----- STORED DATA

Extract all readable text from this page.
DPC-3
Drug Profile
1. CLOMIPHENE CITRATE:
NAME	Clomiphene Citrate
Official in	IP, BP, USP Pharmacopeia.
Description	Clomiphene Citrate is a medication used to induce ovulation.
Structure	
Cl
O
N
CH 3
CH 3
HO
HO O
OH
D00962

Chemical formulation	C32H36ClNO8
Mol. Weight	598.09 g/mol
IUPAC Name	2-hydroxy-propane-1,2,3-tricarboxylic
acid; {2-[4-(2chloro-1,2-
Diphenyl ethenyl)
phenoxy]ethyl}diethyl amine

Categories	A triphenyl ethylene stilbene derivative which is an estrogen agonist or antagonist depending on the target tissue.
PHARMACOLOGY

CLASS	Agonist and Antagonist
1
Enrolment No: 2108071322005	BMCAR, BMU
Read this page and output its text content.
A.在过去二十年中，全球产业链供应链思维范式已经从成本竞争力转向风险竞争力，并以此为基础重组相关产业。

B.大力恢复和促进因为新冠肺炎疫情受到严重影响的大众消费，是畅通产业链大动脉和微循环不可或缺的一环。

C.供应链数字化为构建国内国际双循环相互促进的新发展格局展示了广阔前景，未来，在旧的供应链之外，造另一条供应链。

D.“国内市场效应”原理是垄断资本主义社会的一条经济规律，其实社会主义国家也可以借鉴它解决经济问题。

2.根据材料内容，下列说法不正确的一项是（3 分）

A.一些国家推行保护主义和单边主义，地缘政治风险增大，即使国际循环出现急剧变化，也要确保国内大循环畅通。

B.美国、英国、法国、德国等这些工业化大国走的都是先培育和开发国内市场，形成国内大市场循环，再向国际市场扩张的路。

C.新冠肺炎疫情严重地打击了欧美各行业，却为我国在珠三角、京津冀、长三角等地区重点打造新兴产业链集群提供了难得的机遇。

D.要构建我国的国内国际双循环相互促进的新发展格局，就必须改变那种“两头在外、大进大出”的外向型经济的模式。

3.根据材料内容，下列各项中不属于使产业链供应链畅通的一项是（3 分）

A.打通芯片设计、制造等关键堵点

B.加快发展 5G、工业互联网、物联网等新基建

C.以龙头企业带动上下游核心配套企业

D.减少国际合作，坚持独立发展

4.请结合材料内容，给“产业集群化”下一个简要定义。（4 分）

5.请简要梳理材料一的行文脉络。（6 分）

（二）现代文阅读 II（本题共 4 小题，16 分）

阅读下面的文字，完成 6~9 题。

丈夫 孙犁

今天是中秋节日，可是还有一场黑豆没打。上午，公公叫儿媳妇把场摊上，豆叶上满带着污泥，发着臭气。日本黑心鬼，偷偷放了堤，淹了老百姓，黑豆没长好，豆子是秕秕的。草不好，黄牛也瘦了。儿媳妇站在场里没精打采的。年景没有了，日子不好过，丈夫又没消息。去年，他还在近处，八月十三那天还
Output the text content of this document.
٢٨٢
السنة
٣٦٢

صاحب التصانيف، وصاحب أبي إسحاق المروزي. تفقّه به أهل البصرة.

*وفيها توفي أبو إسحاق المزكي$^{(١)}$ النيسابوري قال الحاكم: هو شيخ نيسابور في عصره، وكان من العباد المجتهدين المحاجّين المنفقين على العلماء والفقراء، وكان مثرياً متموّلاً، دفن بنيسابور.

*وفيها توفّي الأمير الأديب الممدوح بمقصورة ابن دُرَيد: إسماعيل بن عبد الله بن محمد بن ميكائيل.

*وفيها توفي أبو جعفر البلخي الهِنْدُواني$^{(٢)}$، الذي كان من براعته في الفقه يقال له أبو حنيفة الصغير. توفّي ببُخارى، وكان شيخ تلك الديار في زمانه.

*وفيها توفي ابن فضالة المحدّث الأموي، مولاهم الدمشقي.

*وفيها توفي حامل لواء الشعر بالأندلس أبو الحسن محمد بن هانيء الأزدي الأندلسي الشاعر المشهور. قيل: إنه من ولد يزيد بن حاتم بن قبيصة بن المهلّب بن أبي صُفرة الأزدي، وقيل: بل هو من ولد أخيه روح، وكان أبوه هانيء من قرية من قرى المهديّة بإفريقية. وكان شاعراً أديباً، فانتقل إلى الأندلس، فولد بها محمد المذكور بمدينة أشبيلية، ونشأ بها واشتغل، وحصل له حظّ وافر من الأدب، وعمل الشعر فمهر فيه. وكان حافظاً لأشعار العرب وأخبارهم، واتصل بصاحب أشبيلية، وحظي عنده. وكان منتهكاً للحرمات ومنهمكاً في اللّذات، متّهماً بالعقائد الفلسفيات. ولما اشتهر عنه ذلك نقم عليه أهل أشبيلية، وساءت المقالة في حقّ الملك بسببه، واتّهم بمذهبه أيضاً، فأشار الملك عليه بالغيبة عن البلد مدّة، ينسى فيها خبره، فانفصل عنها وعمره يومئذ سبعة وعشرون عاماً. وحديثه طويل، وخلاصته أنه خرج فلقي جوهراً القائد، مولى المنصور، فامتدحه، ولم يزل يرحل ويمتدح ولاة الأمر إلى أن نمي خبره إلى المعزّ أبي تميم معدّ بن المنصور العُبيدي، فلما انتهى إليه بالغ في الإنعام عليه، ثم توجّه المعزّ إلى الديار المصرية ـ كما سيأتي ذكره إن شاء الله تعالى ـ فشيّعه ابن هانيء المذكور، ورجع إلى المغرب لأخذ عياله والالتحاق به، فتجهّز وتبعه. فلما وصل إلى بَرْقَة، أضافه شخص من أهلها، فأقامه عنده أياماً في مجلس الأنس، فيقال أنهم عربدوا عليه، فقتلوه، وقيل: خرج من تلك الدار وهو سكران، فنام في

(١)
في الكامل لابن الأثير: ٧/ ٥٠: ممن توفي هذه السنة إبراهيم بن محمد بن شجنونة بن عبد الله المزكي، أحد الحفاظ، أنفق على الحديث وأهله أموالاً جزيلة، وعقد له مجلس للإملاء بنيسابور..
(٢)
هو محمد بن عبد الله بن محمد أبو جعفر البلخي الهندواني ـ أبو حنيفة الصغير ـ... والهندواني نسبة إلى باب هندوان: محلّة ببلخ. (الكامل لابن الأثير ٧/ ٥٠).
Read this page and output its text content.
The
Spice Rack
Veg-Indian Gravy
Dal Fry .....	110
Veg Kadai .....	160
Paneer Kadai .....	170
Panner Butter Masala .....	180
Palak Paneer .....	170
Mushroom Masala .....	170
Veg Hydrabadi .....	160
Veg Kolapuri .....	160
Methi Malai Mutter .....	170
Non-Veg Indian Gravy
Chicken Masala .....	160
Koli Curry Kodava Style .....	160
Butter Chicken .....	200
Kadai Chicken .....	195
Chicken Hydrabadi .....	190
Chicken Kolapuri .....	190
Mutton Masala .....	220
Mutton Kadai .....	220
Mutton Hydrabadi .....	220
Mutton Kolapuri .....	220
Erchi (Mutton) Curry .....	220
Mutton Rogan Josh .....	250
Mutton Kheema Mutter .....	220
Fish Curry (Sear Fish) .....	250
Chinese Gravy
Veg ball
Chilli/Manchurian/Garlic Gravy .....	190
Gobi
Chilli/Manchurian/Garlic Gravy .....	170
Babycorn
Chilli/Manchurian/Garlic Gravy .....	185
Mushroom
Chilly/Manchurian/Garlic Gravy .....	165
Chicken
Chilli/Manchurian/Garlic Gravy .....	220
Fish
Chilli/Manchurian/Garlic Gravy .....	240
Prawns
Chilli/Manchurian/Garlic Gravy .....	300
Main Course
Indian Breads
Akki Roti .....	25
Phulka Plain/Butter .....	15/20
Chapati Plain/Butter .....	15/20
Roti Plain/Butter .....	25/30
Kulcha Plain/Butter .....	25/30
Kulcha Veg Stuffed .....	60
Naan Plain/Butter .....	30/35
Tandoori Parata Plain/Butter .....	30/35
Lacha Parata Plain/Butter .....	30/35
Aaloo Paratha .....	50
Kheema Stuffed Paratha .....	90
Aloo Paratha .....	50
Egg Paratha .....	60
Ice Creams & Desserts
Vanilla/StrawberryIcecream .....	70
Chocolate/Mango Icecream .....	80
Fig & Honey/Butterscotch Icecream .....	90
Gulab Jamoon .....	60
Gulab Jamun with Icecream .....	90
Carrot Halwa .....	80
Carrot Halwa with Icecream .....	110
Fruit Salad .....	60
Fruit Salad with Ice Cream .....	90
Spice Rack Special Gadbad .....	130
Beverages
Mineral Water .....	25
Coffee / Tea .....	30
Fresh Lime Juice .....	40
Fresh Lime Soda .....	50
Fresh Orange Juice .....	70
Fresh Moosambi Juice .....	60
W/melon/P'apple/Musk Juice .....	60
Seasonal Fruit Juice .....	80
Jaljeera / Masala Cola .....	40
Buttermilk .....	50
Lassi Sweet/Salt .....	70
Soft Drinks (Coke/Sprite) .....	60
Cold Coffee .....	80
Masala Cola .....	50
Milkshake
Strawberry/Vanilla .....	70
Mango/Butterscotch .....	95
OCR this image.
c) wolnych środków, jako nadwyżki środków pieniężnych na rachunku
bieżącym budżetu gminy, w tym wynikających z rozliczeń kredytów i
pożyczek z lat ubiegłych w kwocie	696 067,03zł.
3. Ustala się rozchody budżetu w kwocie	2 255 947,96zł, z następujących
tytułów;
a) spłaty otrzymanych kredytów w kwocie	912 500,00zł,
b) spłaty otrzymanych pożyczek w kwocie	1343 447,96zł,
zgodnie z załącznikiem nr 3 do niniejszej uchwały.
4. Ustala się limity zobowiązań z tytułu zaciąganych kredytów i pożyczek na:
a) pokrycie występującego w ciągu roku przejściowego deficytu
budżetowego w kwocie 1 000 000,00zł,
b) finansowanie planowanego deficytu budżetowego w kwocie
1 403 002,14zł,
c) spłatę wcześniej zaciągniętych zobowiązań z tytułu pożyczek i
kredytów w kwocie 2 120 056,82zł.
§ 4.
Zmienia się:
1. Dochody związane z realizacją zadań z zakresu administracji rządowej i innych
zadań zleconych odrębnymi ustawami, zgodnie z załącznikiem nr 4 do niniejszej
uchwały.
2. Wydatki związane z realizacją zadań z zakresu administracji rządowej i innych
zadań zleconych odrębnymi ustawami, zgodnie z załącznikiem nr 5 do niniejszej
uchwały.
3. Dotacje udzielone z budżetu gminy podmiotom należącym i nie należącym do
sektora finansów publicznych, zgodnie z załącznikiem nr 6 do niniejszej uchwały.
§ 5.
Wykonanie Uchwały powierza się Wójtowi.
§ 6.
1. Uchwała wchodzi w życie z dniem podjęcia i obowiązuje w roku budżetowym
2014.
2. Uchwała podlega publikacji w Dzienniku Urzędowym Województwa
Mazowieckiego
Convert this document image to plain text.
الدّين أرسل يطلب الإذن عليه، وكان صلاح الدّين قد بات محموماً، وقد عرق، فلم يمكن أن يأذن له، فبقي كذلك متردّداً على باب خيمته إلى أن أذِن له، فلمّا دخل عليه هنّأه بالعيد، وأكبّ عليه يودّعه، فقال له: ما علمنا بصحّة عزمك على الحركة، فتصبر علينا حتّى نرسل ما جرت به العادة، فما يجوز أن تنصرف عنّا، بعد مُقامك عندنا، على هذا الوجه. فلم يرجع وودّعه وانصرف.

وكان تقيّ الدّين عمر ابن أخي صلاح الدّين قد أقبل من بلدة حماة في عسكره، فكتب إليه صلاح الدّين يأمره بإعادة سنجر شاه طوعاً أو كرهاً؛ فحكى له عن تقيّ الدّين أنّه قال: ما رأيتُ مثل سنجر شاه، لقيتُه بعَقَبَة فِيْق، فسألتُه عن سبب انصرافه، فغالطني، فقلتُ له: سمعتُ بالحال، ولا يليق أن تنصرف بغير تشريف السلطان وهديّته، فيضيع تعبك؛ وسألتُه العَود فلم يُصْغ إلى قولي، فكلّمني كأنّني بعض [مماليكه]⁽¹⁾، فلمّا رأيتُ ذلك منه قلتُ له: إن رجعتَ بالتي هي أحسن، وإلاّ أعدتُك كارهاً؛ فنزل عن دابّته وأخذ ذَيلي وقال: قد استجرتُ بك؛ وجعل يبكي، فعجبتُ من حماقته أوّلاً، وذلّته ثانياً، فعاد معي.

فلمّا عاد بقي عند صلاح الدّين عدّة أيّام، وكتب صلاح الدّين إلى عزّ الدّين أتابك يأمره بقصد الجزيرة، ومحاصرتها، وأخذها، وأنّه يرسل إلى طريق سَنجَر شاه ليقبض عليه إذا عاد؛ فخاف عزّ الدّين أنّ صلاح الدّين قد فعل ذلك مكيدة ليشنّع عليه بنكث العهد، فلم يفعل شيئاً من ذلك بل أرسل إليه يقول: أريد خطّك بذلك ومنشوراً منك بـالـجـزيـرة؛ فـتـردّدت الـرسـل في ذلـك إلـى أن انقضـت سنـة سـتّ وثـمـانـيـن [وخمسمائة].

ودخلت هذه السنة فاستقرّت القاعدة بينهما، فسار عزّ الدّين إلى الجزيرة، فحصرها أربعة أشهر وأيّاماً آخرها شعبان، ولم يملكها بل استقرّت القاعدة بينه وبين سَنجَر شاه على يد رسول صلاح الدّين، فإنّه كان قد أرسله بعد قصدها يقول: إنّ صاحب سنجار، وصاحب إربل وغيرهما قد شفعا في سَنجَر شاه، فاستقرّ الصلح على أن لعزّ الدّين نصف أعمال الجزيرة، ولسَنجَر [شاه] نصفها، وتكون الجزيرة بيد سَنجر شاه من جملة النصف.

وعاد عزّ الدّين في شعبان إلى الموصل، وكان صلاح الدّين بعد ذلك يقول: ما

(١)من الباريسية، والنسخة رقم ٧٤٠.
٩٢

----------

**TASK REQUIREMENTS:** Return all lines containing the word "شعبان".

**TASK OUTPUT:**
ودخلت هذه السنة فاستقرّت القاعدة بينهما، فسار عزّ الدّين إلى الجزيرة، فحصرها أربعة أشهر وأيّاماً آخرها شعبان، ولم يملكها بل استقرّت القاعدة بينه وبين سَنجَر شاه على يد رسول صلاح الدّين، فإنّه كان قد أرسله بعد قصدها يقول: إنّ صاحب سنجار، وصاحب إربل وغيرهما قد شفعا في سَنجَر شاه، فاستقرّ الصلح على أن لعزّ الدّين نصف أعمال الجزيرة، ولسَنجَر [شاه] نصفها، وتكون الجزيرة بيد سَنجر شاه من جملة النصف.
وعاد عزّ الدّين في شعبان إلى الموصل، وكان صلاح الدّين بعد ذلك يقول: ما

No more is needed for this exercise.